_Short problem_
Go through the entries below and pick out every line with "highlighted".

──────────────────────────────

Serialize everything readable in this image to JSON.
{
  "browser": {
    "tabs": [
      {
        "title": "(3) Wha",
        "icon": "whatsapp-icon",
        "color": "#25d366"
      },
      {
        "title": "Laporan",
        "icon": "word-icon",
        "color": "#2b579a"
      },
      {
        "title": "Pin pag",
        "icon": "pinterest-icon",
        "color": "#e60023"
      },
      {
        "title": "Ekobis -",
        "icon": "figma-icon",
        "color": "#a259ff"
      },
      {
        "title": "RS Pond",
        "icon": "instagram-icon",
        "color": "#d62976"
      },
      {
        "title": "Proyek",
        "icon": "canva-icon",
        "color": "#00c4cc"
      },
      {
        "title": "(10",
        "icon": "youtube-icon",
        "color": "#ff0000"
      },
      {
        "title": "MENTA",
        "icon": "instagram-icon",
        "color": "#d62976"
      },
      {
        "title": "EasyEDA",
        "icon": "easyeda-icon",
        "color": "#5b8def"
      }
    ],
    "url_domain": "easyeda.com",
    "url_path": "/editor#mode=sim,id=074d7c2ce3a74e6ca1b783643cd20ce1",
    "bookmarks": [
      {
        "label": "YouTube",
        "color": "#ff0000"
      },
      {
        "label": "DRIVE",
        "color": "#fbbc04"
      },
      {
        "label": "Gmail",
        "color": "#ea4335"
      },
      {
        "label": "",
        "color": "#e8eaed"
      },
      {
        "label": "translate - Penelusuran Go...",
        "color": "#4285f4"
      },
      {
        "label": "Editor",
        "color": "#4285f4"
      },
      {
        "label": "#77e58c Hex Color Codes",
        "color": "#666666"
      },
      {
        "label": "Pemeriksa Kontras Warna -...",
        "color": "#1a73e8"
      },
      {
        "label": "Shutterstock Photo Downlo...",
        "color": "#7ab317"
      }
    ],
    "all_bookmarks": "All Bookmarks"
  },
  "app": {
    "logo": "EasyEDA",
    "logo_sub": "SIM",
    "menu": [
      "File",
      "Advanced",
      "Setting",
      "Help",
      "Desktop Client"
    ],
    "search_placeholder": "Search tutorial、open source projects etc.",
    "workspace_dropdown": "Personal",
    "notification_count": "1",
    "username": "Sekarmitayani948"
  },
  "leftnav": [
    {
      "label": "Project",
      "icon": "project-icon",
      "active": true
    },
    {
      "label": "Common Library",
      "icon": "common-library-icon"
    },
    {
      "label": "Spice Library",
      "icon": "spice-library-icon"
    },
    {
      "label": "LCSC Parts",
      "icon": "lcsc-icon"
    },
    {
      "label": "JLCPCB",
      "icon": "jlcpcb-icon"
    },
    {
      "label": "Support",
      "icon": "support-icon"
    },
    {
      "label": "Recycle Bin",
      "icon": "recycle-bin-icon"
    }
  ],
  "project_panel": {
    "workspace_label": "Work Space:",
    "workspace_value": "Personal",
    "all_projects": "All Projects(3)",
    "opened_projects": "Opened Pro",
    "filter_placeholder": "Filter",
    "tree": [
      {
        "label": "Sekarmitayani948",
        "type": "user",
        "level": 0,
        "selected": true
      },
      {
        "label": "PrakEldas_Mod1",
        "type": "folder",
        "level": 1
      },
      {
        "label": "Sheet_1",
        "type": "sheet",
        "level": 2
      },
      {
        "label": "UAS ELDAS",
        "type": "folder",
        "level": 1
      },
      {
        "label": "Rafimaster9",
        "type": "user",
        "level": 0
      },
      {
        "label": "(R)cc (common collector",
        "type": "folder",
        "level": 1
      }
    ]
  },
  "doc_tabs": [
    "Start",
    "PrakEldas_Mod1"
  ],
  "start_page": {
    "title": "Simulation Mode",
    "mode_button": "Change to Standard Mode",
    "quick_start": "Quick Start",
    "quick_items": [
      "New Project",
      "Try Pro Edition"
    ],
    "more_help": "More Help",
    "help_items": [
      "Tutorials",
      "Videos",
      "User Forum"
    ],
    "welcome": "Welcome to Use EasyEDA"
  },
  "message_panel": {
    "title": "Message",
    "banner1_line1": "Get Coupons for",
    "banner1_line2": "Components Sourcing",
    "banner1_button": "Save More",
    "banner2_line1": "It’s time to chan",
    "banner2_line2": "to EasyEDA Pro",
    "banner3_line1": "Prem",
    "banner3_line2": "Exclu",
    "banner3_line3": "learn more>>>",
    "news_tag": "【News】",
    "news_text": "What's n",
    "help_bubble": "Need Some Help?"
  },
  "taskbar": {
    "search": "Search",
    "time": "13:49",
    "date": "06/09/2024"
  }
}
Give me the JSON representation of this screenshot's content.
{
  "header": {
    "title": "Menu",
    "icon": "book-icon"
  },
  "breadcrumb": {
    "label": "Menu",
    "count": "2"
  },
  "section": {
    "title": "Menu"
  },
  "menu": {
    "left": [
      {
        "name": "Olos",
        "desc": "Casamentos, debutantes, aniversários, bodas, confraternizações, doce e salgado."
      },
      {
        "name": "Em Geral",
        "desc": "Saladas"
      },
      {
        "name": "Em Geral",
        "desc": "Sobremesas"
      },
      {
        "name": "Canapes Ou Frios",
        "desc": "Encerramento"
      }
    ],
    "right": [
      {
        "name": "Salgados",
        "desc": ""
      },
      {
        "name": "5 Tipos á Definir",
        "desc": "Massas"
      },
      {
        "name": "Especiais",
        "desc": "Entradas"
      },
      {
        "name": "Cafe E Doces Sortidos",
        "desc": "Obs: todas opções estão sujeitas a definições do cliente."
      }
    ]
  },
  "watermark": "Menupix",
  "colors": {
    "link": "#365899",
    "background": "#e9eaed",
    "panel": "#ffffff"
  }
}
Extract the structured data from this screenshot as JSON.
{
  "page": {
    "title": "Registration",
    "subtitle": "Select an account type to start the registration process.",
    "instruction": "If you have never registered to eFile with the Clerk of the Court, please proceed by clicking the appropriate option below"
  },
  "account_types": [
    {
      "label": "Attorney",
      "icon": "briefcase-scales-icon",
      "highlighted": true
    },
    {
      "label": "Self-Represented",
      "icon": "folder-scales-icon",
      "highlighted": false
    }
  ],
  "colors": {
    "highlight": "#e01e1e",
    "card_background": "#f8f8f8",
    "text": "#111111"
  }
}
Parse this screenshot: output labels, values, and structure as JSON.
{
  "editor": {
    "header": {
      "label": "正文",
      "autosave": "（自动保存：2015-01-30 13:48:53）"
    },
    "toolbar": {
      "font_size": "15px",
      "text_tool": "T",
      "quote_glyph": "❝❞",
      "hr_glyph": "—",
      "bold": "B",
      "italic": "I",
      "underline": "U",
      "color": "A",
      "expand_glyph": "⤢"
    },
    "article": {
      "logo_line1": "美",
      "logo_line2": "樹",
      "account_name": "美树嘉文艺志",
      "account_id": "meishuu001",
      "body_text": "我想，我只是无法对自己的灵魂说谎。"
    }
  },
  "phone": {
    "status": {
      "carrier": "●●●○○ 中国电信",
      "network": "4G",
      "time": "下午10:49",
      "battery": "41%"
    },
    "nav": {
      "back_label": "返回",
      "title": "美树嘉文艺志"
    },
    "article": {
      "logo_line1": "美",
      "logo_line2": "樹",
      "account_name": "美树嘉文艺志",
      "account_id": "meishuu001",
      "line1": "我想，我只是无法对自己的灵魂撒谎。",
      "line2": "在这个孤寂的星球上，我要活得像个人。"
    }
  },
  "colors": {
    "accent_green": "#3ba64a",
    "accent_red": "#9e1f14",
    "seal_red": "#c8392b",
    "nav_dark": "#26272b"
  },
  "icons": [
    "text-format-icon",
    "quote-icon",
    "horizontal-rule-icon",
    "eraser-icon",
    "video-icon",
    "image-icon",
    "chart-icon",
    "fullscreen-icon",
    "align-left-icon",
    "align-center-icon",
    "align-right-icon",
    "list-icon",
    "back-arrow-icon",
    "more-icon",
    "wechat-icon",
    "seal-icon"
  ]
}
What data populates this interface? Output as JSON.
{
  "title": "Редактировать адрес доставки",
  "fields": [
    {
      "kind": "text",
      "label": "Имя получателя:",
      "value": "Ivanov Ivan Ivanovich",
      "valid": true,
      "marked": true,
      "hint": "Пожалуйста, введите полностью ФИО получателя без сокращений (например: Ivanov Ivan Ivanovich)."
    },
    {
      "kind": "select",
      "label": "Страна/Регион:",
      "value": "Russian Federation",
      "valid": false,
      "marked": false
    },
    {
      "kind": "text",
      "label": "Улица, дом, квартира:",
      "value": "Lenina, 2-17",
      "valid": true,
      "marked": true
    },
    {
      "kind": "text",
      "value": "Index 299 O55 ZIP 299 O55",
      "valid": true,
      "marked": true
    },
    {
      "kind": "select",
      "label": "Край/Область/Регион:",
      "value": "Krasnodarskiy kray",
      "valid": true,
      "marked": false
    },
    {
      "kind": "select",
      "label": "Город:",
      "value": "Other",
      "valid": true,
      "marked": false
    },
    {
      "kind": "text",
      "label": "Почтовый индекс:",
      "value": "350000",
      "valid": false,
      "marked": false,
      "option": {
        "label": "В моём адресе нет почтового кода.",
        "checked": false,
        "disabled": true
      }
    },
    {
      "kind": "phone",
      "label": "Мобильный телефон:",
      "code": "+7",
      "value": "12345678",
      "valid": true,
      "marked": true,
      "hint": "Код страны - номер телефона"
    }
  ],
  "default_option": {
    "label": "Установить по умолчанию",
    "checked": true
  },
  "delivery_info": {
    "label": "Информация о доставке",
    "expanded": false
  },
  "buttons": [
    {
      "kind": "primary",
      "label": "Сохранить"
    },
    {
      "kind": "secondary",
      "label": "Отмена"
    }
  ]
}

──────────────────────────────

_Exercise response_
      "highlighted": true
      "highlighted": false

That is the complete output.